## [What the task requires]
Please copy the lines starting at the one that contains "measure-cell: 累积量，投入程度 — [539, 172, 891, 219]" and ending at the one that contains "group-label-tool: 工具类 — [194, 172, 265, 325]", switching "measure-cell" to "value-cell" and leaving everything else as it is.
--- begin Material provided ---
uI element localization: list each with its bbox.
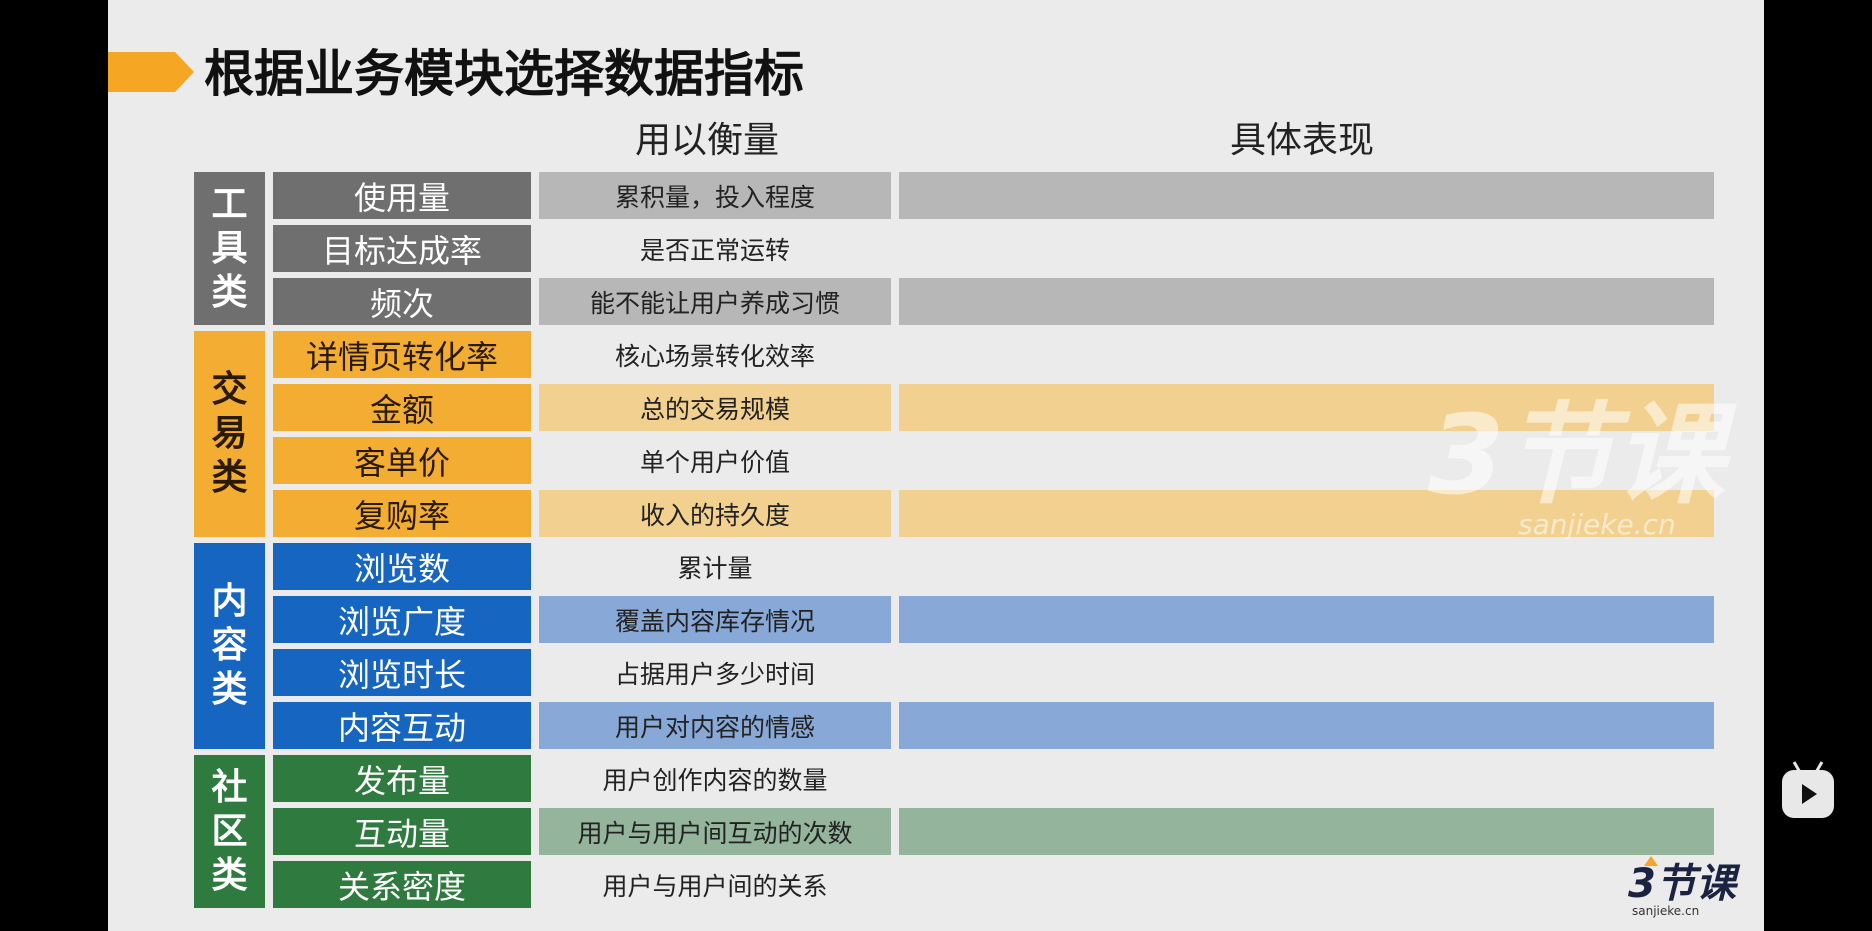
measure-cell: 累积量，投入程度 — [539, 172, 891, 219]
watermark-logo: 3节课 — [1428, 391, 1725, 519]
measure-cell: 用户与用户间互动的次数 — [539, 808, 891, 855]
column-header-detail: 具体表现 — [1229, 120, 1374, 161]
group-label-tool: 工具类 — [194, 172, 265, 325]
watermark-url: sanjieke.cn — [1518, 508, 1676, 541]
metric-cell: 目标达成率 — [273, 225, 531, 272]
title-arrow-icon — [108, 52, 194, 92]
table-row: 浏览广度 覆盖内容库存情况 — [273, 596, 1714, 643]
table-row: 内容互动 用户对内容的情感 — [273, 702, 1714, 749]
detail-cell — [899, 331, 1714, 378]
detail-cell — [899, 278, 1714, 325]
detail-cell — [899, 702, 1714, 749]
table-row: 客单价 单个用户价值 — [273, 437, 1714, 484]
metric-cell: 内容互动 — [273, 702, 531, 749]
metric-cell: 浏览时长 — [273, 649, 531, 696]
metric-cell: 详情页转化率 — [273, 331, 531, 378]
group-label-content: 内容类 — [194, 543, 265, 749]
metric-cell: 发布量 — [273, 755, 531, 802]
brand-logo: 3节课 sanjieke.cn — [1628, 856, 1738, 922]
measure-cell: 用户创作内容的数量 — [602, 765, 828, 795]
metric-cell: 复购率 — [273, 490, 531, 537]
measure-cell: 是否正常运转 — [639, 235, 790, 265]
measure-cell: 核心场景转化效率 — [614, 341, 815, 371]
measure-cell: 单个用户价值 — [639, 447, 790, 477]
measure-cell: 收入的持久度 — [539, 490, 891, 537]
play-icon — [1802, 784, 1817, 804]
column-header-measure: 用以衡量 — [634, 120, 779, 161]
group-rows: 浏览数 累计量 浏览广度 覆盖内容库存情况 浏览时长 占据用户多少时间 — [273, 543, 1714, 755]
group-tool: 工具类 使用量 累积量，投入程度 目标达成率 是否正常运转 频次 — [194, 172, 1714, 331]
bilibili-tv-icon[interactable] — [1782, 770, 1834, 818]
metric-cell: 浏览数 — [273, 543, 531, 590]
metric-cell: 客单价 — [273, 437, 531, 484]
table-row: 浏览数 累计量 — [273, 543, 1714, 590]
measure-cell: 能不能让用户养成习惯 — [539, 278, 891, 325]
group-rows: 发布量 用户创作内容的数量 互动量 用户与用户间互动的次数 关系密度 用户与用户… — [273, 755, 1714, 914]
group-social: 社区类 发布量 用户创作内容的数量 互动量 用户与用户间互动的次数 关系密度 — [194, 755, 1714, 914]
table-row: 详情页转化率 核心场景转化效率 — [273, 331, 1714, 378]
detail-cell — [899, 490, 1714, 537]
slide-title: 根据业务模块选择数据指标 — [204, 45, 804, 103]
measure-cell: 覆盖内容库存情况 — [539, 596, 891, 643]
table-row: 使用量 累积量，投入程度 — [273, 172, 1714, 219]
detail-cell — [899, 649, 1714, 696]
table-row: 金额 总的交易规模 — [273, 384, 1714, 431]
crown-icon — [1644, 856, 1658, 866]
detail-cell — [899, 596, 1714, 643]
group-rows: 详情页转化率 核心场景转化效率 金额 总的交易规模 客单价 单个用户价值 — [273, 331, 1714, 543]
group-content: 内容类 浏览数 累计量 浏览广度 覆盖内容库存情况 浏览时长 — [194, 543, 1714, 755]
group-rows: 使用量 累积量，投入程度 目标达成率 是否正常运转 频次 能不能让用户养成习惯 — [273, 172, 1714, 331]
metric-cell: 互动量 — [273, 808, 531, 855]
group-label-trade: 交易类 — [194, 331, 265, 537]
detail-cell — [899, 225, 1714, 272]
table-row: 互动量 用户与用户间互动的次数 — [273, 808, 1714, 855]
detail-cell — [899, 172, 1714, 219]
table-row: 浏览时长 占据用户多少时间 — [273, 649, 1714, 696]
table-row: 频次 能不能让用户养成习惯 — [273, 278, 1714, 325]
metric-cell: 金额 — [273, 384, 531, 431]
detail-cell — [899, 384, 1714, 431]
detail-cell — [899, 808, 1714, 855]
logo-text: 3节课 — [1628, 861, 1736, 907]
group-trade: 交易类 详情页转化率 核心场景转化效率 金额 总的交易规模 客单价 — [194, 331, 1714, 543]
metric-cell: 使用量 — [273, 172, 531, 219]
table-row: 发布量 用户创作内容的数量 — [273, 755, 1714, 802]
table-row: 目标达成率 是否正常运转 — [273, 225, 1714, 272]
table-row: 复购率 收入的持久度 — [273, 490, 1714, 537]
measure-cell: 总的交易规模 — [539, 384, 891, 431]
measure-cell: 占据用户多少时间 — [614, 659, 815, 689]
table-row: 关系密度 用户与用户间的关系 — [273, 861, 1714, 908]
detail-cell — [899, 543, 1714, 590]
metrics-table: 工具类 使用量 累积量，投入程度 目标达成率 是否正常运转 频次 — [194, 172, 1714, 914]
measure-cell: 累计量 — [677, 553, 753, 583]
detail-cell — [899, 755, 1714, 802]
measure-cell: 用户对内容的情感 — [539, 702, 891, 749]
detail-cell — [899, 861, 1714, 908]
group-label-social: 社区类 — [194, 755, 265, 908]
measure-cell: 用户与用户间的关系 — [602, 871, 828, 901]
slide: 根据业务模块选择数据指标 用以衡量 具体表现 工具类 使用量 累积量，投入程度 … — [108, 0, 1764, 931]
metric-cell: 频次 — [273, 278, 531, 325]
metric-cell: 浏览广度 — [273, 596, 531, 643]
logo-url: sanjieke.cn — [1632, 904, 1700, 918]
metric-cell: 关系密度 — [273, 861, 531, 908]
--- end Material provided ---
## [Full response]
value-cell: 累积量，投入程度 — [539, 172, 891, 219]
watermark-logo: 3节课 — [1428, 391, 1725, 519]
value-cell: 用户与用户间互动的次数 — [539, 808, 891, 855]
column-header-detail: 具体表现 — [1229, 120, 1374, 161]
group-label-tool: 工具类 — [194, 172, 265, 325]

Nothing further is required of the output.